**Task data**
----

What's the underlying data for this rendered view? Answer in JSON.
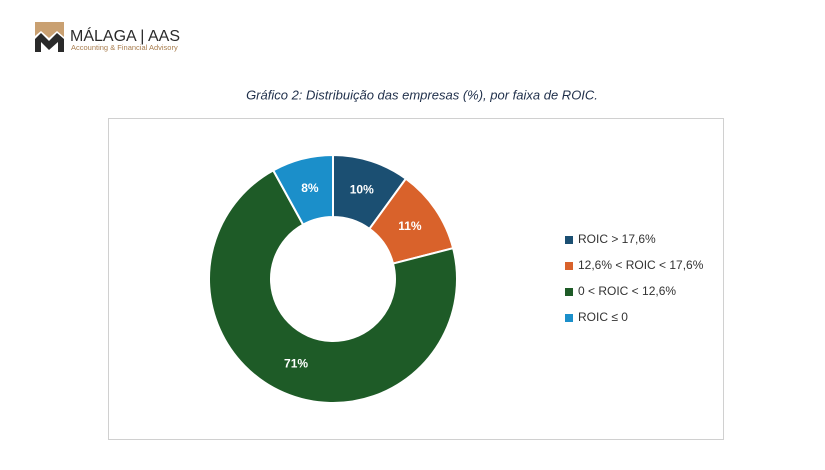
{
  "header": {
    "logo_title": "MÁLAGA | AAS",
    "logo_subtitle": "Accounting & Financial Advisory"
  },
  "chart_data": {
    "type": "donut",
    "title": "Gráfico 2: Distribuição das empresas (%), por faixa de ROIC.",
    "categories": [
      "ROIC > 17,6%",
      "12,6% < ROIC < 17,6%",
      "0 < ROIC < 12,6%",
      "ROIC ≤ 0"
    ],
    "values": [
      10,
      11,
      71,
      8
    ],
    "value_labels": [
      "10%",
      "11%",
      "71%",
      "8%"
    ],
    "colors": [
      "#1b4f72",
      "#d9622b",
      "#1e5b27",
      "#1b8fca"
    ],
    "legend": "right"
  }
}
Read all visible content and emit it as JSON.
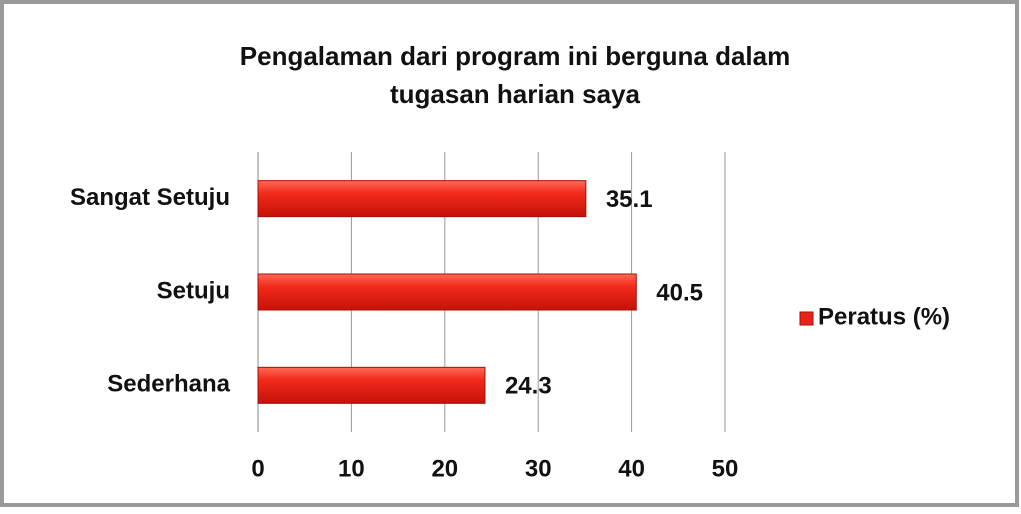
{
  "chart_data": {
    "type": "hbar",
    "title": [
      "Pengalaman dari program ini berguna dalam",
      "tugasan harian saya"
    ],
    "categories": [
      "Sangat Setuju",
      "Setuju",
      "Sederhana"
    ],
    "series": [
      {
        "name": "Peratus (%)",
        "color": "#e8231a",
        "values": [
          35.1,
          40.5,
          24.3
        ]
      }
    ],
    "xlim": [
      0,
      50
    ],
    "xticks": [
      0,
      10,
      20,
      30,
      40,
      50
    ],
    "grid": true,
    "legend": "right"
  }
}
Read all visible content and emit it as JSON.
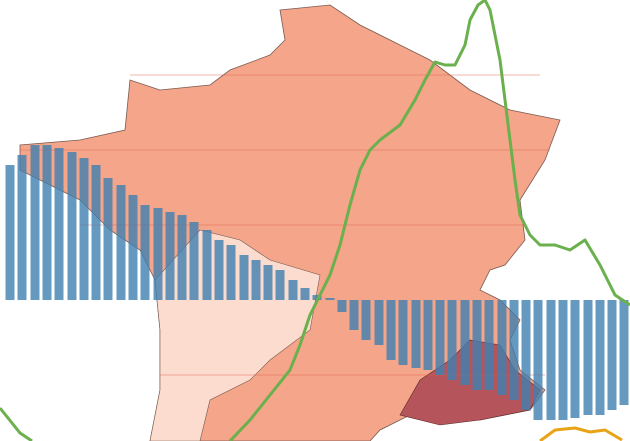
{
  "chart_data": [
    {
      "type": "bar",
      "color": "#3f7fb0",
      "xlim": [
        0,
        630
      ],
      "ylim": [
        -141,
        300
      ],
      "x": [
        10,
        22,
        35,
        47,
        59,
        72,
        84,
        96,
        108,
        121,
        133,
        145,
        158,
        170,
        182,
        194,
        207,
        219,
        231,
        244,
        256,
        268,
        280,
        293,
        305,
        317,
        330,
        342,
        354,
        366,
        379,
        391,
        403,
        416,
        428,
        440,
        452,
        465,
        477,
        489,
        502,
        514,
        526,
        538,
        551,
        563,
        575,
        588,
        600,
        612,
        624
      ],
      "values": [
        135,
        145,
        155,
        155,
        152,
        148,
        142,
        135,
        122,
        115,
        105,
        95,
        92,
        88,
        85,
        78,
        70,
        60,
        55,
        45,
        40,
        35,
        30,
        20,
        12,
        5,
        2,
        -12,
        -30,
        -40,
        -45,
        -60,
        -65,
        -68,
        -70,
        -75,
        -80,
        -85,
        -90,
        -90,
        -95,
        -100,
        -110,
        -120,
        -120,
        -120,
        -118,
        -115,
        -115,
        -110,
        -105
      ]
    },
    {
      "type": "line",
      "xlim": [
        0,
        630
      ],
      "ylim": [
        -141,
        300
      ],
      "series": [
        {
          "color": "#6ab04c",
          "x": [
            0,
            20,
            32,
            null,
            230,
            250,
            270,
            290,
            300,
            310,
            320,
            330,
            340,
            350,
            360,
            370,
            380,
            400,
            415,
            425,
            435,
            445,
            455,
            465,
            470,
            478,
            485,
            490,
            500,
            505,
            510,
            515,
            520,
            530,
            540,
            555,
            570,
            585,
            600,
            615,
            630
          ],
          "values": [
            -108,
            -133,
            -141,
            null,
            -141,
            -120,
            -95,
            -70,
            -45,
            -15,
            5,
            25,
            55,
            95,
            130,
            150,
            160,
            175,
            200,
            220,
            238,
            235,
            235,
            255,
            280,
            295,
            300,
            290,
            240,
            200,
            160,
            120,
            85,
            65,
            55,
            55,
            50,
            60,
            35,
            5,
            -5
          ]
        },
        {
          "color": "#e8a317",
          "x": [
            540,
            555,
            575,
            590,
            605,
            622
          ],
          "values": [
            -141,
            -130,
            -128,
            -132,
            -130,
            -140
          ]
        }
      ]
    }
  ]
}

----

**What you should do**
In the entries above, find each line with the word "type" and copy it.

**Complete output**
    "type": "donut",
    "type": "hbar",
      "type": "bar",
      "type": "line",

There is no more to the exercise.